■ AUFGABENSTELLUNG 1
Warum wird das Interesse an Annie Ernaux in Deutschland im Textauszug als ziemlich neu bezeichnet? Antworte in ein bis drei Sätzen.

=== TEXTAUSZUG ===

# taz.de -- Französische Literatur: Die Kronzeugin
       
       > Mit „Die Scham“ ist ein neuer Band von Annie Ernaux’
       > autobiografisch-soziologischer Prosa erschienen. Warum können sich gerade
       > alle auf sie einigen?
       
 (IMG) Bild: Findet unsentimentale Worte für sentimentale Menschen: Annie Ernaux
       
       Es ist ein bisschen kurios. Um die Wut im eigenen Land zu verstehen, die
       Unzufriedenheit der „einfachen Leute“, schaut man in Deutschland seit ein
       paar Jahren in die französische Provinz, in die Häuser der Fabrikarbeiter
       und Lädchenbesitzer, und zwar besonders gern durch die Augen von Annie
       Ernaux.
       
       Die Geschichte der 80-jährigen Autorin ist der Aufstiegskampf eines
       Arbeiterkindes aus der Normandie. Nach dem Besuch der Privatschule arbeitet
       sie als Lehrerin und wird als Autorin im Frankreich der 80er-Jahre
       schließlich zu einer Art literarischem Pendant zu Pierre Bourdieu, der in
       seinem Soziologie-Standard „Die feinen Unterscheide“ herleitete, was Ernaux
       in ihrer Prosa eindrücklich beschrieb: Du kriegst das Mädchen raus aus dem
       Prekariat, aber du kriegst das Prekariat nicht raus aus dem Mädchen.
       
       Vor Kurzem ist mit „Die Scham“ ein weiterer Band von Ernaux’ Prosa, die
       Autobiografie und (Zeit-)Geschichtsschreibung verbindet, auf Deutsch
       erschienen. Das Interesse an ihr ist ziemlich neu: In Deutschland wurde
       Ernaux kaum gelesen, bis der Soziologe Didier Eribon sie dem Publikum in
       seinem autobiografischen Sachbuch „Rückkehr nach Reims“ als seine Meisterin
       vorstellte. Die Verlage Fischer und Goldmann hatten Ernaux schon früher
       übersetzt, aber die Bücher liefen nicht gut – was im Falle von Goldmann
       vielleicht an der irritierenden Groschenroman-Optik des Titels lag.
       
       ## Messerblock und schmutzige Nachtwäsche
       
       Im Zuge des Eribon-Hypes wagte Suhrkamp 2017 noch einen Anlauf und brachte
       „Die Jahre“ heraus, eine Art short guide to Annie Ernaux, Schlüssel zu
       ihrem experimentellen Schreiben und Erinnern: Ernaux nähert sich ihrem
       Leben in Schnappschüssen oder Fragmenten, die oft mehr beschreiben als
       erläutern, als literarische Collagen aber wirkmächtiger sind als das
       protzigste Zeitgemälde.
       
       Jedes weitere seither erschienene Buch, allesamt neu übersetzt von Sonja
       Finck, zoomt tiefer in einen anderen Bereich ihres Lebens hinein: „Eine
       Frau“ etwa erzählt die Geschichte ihrer Mutter, „Der Platz“ die ihres
       Vaters.

=== EINTRÄGE ===

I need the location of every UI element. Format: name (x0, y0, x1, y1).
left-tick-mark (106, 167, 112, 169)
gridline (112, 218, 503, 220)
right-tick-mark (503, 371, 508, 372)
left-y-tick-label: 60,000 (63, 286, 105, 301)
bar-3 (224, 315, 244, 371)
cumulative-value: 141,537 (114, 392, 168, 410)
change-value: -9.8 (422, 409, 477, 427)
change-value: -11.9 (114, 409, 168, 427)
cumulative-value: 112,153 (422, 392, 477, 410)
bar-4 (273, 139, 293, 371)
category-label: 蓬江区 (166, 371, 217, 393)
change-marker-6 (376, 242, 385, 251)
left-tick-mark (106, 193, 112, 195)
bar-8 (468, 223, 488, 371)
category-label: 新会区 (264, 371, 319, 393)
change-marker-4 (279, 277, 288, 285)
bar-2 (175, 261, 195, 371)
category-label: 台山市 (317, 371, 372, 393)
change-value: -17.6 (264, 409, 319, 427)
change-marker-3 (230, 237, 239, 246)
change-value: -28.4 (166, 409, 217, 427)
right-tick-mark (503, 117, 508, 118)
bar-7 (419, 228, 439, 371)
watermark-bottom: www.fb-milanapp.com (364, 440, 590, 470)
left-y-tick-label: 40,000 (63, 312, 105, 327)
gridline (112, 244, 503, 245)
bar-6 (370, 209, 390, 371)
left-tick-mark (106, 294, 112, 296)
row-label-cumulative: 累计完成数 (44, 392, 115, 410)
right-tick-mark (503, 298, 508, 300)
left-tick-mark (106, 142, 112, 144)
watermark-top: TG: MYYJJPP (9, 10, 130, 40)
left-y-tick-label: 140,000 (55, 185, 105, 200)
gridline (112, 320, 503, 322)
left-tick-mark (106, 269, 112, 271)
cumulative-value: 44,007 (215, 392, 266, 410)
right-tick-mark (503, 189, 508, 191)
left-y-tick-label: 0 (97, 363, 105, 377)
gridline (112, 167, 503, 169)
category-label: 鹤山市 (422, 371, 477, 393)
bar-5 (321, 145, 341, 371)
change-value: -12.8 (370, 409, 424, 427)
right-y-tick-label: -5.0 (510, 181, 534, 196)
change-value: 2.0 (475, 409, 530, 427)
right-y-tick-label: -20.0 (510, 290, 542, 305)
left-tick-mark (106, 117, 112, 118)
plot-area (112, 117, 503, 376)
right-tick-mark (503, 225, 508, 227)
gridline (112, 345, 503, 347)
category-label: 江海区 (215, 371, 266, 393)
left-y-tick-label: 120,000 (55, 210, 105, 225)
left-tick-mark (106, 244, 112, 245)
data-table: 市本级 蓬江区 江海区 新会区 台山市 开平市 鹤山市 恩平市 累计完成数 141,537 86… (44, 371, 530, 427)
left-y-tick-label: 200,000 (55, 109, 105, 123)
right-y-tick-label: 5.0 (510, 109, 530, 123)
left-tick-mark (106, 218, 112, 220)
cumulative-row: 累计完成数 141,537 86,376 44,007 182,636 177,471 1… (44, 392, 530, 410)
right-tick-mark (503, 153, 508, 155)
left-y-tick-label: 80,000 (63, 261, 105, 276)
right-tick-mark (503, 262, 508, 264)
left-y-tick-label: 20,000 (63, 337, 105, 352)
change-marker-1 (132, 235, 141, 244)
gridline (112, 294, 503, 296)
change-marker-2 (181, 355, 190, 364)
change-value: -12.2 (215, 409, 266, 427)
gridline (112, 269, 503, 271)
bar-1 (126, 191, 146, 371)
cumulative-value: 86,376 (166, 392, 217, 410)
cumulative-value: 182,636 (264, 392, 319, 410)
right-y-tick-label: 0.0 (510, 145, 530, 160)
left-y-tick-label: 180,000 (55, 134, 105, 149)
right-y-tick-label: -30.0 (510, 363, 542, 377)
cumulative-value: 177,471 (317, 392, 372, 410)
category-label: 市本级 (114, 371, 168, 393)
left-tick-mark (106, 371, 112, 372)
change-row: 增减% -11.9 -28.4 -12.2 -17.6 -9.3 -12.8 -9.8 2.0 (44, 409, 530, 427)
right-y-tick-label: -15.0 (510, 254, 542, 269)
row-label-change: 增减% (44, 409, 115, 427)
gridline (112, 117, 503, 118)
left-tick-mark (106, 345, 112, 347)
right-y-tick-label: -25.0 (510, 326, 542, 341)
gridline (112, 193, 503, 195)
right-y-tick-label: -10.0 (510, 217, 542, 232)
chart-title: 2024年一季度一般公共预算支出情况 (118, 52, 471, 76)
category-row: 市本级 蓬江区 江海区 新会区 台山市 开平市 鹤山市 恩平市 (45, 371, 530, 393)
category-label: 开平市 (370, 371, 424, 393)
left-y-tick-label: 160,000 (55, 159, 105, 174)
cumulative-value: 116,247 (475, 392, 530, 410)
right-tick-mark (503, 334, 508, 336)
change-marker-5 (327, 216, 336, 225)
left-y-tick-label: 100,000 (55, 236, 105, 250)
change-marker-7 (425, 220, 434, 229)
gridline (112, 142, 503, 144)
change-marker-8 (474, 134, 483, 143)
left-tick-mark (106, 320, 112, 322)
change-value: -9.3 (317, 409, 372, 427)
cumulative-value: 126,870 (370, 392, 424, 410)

===

■ AUFGABENSTELLUNG 2
Führe aus den Einträgen jede Zeile auf, in der die Zeichenfolge „category“ vorkommt. Groß- und Kleinschreibung sind dabei zu beachten.

■ VOLLSTÄNDIGE ANTWORT 1
Ernaux wurde in Deutschland kaum gelesen, bis der Soziologe Didier Eribon sie in seinem autobiografischen Sachbuch „Rückkehr nach Reims“ als seine Meisterin vorstellte. Frühere Übersetzungen bei Fischer und Goldmann hatten sich nicht gut verkauft.

■ VOLLSTÄNDIGE ANTWORT 2
category-label: 蓬江区 (166, 371, 217, 393)
category-label: 新会区 (264, 371, 319, 393)
category-label: 台山市 (317, 371, 372, 393)
category-label: 鹤山市 (422, 371, 477, 393)
category-label: 江海区 (215, 371, 266, 393)
category-label: 市本级 (114, 371, 168, 393)
category-row: 市本级 蓬江区 江海区 新会区 台山市 开平市 鹤山市 恩平市 (45, 371, 530, 393)
category-label: 开平市 (370, 371, 424, 393)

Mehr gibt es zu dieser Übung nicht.